Copy all lines below containing "degrees".

'''

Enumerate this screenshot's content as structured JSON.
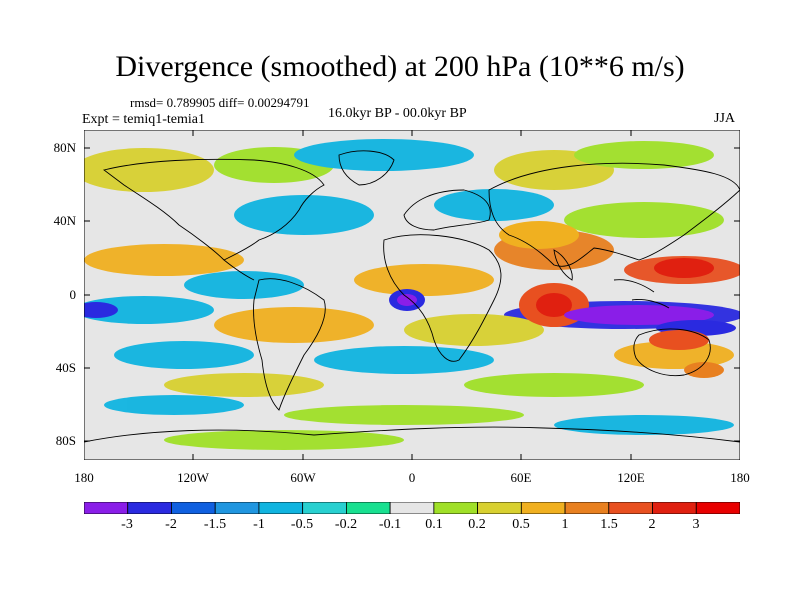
{
  "title": "Divergence (smoothed) at 200 hPa (10**6 m/s)",
  "stats": "rmsd= 0.789905 diff= 0.00294791",
  "experiment": "Expt = temiq1-temia1",
  "period": "16.0kyr BP - 00.0kyr BP",
  "season": "JJA",
  "axes": {
    "y_labels": [
      "80N",
      "40N",
      "0",
      "40S",
      "80S"
    ],
    "x_labels": [
      "180",
      "120W",
      "60W",
      "0",
      "60E",
      "120E",
      "180"
    ]
  },
  "colorbar": {
    "labels": [
      "-3",
      "-2",
      "-1.5",
      "-1",
      "-0.5",
      "-0.2",
      "-0.1",
      "0.1",
      "0.2",
      "0.5",
      "1",
      "1.5",
      "2",
      "3"
    ],
    "colors": [
      "#8a1ee8",
      "#2a2ae0",
      "#1060e0",
      "#2096e0",
      "#10b4e0",
      "#28d0d0",
      "#18e090",
      "#e6e6e6",
      "#a0e028",
      "#d8d030",
      "#f0b020",
      "#e88020",
      "#e85020",
      "#e02010",
      "#e80000"
    ]
  },
  "colors": {
    "land_line": "#000000",
    "background": "#e6e6e6"
  }
}
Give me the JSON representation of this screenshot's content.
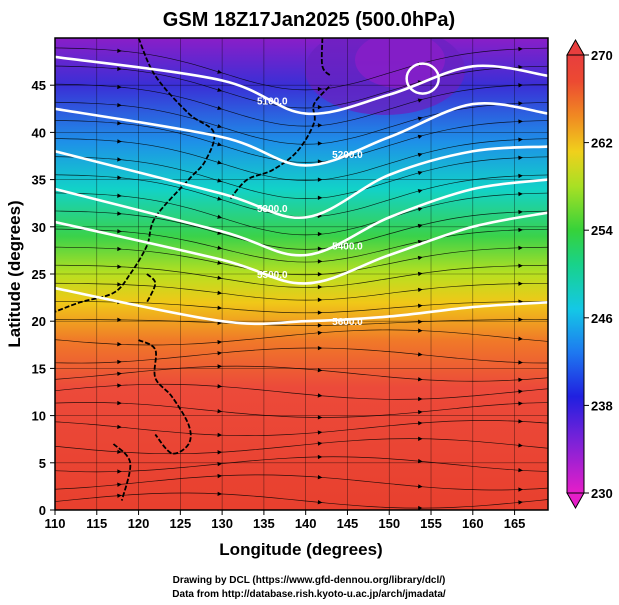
{
  "chart_data": {
    "type": "heatmap",
    "title": "GSM 18Z17Jan2025 (500.0hPa)",
    "xlabel": "Longitude (degrees)",
    "ylabel": "Latitude  (degrees)",
    "xlim": [
      110,
      169
    ],
    "ylim": [
      0,
      50
    ],
    "xticks": [
      "110",
      "115",
      "120",
      "125",
      "130",
      "135",
      "140",
      "145",
      "150",
      "155",
      "160",
      "165"
    ],
    "yticks": [
      "0",
      "5",
      "10",
      "15",
      "20",
      "25",
      "30",
      "35",
      "40",
      "45"
    ],
    "colorbar": {
      "range": [
        230,
        270
      ],
      "ticks": [
        "230",
        "238",
        "246",
        "254",
        "262",
        "270"
      ]
    },
    "contours": [
      {
        "label": "5100.0",
        "lat_by_lon": {
          "110": 48,
          "130": 45.5,
          "140": 42,
          "150": 44,
          "160": 47,
          "169": 46
        }
      },
      {
        "label": "5200.0",
        "lat_by_lon": {
          "110": 42.5,
          "130": 39.5,
          "140": 36.5,
          "150": 39.5,
          "160": 43,
          "169": 42
        }
      },
      {
        "label": "5300.0",
        "lat_by_lon": {
          "110": 38,
          "130": 33.5,
          "140": 31,
          "150": 35.5,
          "160": 38,
          "169": 38.5
        }
      },
      {
        "label": "5400.0",
        "lat_by_lon": {
          "110": 34,
          "130": 29.5,
          "140": 27,
          "150": 31,
          "160": 34,
          "169": 35
        }
      },
      {
        "label": "5500.0",
        "lat_by_lon": {
          "110": 30.5,
          "130": 26.5,
          "140": 24,
          "150": 27,
          "160": 30,
          "169": 31.5
        }
      },
      {
        "label": "5600.0",
        "lat_by_lon": {
          "110": 23.5,
          "130": 20,
          "140": 20,
          "150": 20.5,
          "160": 21.5,
          "169": 22
        }
      }
    ],
    "low_center": {
      "label": "5100.0",
      "lon": 154,
      "lat": 45.7
    }
  },
  "credits": {
    "line1": "Drawing by DCL (https://www.gfd-dennou.org/library/dcl/)",
    "line2": "Data from http://database.rish.kyoto-u.ac.jp/arch/jmadata/"
  }
}
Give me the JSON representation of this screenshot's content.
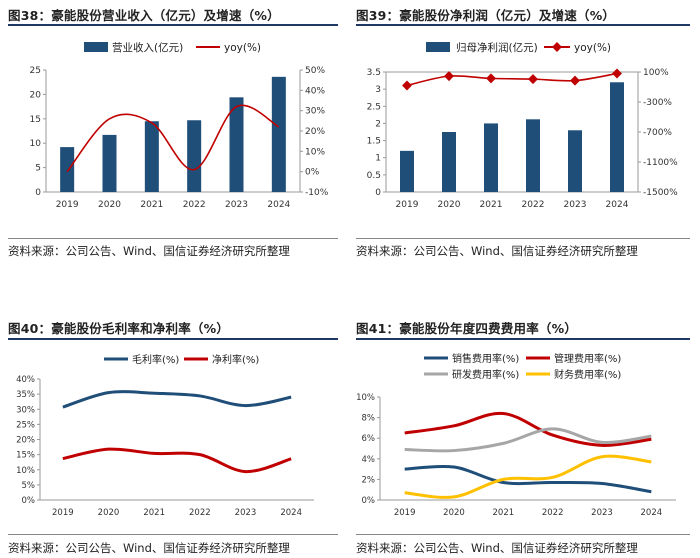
{
  "colors": {
    "navy": "#1f4e79",
    "red": "#c00000",
    "gray": "#a6a6a6",
    "yellow": "#ffc000"
  },
  "source_text": "资料来源：公司公告、Wind、国信证券经济研究所整理",
  "chart_data": [
    {
      "id": "c38",
      "type": "bar+line",
      "title": "图38：豪能股份营业收入（亿元）及增速（%）",
      "categories": [
        "2019",
        "2020",
        "2021",
        "2022",
        "2023",
        "2024"
      ],
      "series": [
        {
          "name": "营业收入(亿元)",
          "kind": "bar",
          "axis": "left",
          "color": "#1f4e79",
          "values": [
            9.2,
            11.7,
            14.5,
            14.7,
            19.4,
            23.6
          ]
        },
        {
          "name": "yoy(%)",
          "kind": "line",
          "axis": "right",
          "color": "#c00000",
          "values": [
            0,
            26,
            24,
            1,
            32,
            22
          ]
        }
      ],
      "left_ticks": [
        "0",
        "5",
        "10",
        "15",
        "20",
        "25"
      ],
      "left_range": [
        0,
        25
      ],
      "right_ticks": [
        "-10%",
        "0%",
        "10%",
        "20%",
        "30%",
        "40%",
        "50%"
      ],
      "right_range": [
        -10,
        50
      ],
      "legend": "top"
    },
    {
      "id": "c39",
      "type": "bar+line",
      "title": "图39：豪能股份净利润（亿元）及增速（%）",
      "categories": [
        "2019",
        "2020",
        "2021",
        "2022",
        "2023",
        "2024"
      ],
      "series": [
        {
          "name": "归母净利润(亿元)",
          "kind": "bar",
          "axis": "left",
          "color": "#1f4e79",
          "values": [
            1.2,
            1.75,
            2.0,
            2.12,
            1.8,
            3.2
          ]
        },
        {
          "name": "yoy(%)",
          "kind": "line",
          "axis": "right",
          "color": "#c00000",
          "markers": true,
          "values": [
            -80,
            45,
            15,
            5,
            -15,
            80
          ]
        }
      ],
      "left_ticks": [
        "0",
        "0.5",
        "1",
        "1.5",
        "2",
        "2.5",
        "3",
        "3.5"
      ],
      "left_range": [
        0,
        3.5
      ],
      "right_ticks": [
        "-1500%",
        "-1100%",
        "-700%",
        "-300%",
        "100%"
      ],
      "right_range": [
        -1500,
        100
      ],
      "legend": "top"
    },
    {
      "id": "c40",
      "type": "line",
      "title": "图40：豪能股份毛利率和净利率（%）",
      "categories": [
        "2019",
        "2020",
        "2021",
        "2022",
        "2023",
        "2024"
      ],
      "series": [
        {
          "name": "毛利率(%)",
          "color": "#1f4e79",
          "values": [
            30.7,
            35.5,
            35.3,
            34.4,
            31.2,
            34.0
          ]
        },
        {
          "name": "净利率(%)",
          "color": "#c00000",
          "values": [
            13.7,
            16.8,
            15.4,
            15.0,
            9.4,
            13.6
          ]
        }
      ],
      "left_ticks": [
        "0%",
        "5%",
        "10%",
        "15%",
        "20%",
        "25%",
        "30%",
        "35%",
        "40%"
      ],
      "left_range": [
        0,
        40
      ],
      "legend": "top"
    },
    {
      "id": "c41",
      "type": "line",
      "title": "图41：豪能股份年度四费费用率（%）",
      "categories": [
        "2019",
        "2020",
        "2021",
        "2022",
        "2023",
        "2024"
      ],
      "series": [
        {
          "name": "销售费用率(%)",
          "color": "#1f4e79",
          "values": [
            3.0,
            3.2,
            1.7,
            1.7,
            1.6,
            0.8
          ]
        },
        {
          "name": "管理费用率(%)",
          "color": "#c00000",
          "values": [
            6.5,
            7.2,
            8.4,
            6.3,
            5.3,
            5.9
          ]
        },
        {
          "name": "研发费用率(%)",
          "color": "#a6a6a6",
          "values": [
            4.9,
            4.8,
            5.5,
            6.9,
            5.6,
            6.2
          ]
        },
        {
          "name": "财务费用率(%)",
          "color": "#ffc000",
          "values": [
            0.7,
            0.3,
            2.0,
            2.2,
            4.2,
            3.7
          ]
        }
      ],
      "left_ticks": [
        "0%",
        "2%",
        "4%",
        "6%",
        "8%",
        "10%"
      ],
      "left_range": [
        0,
        10
      ],
      "legend": "top"
    }
  ]
}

'''

Exercise response
    "xlabel": "Longitude (degrees)",
    "ylabel": "Latitude  (degrees)",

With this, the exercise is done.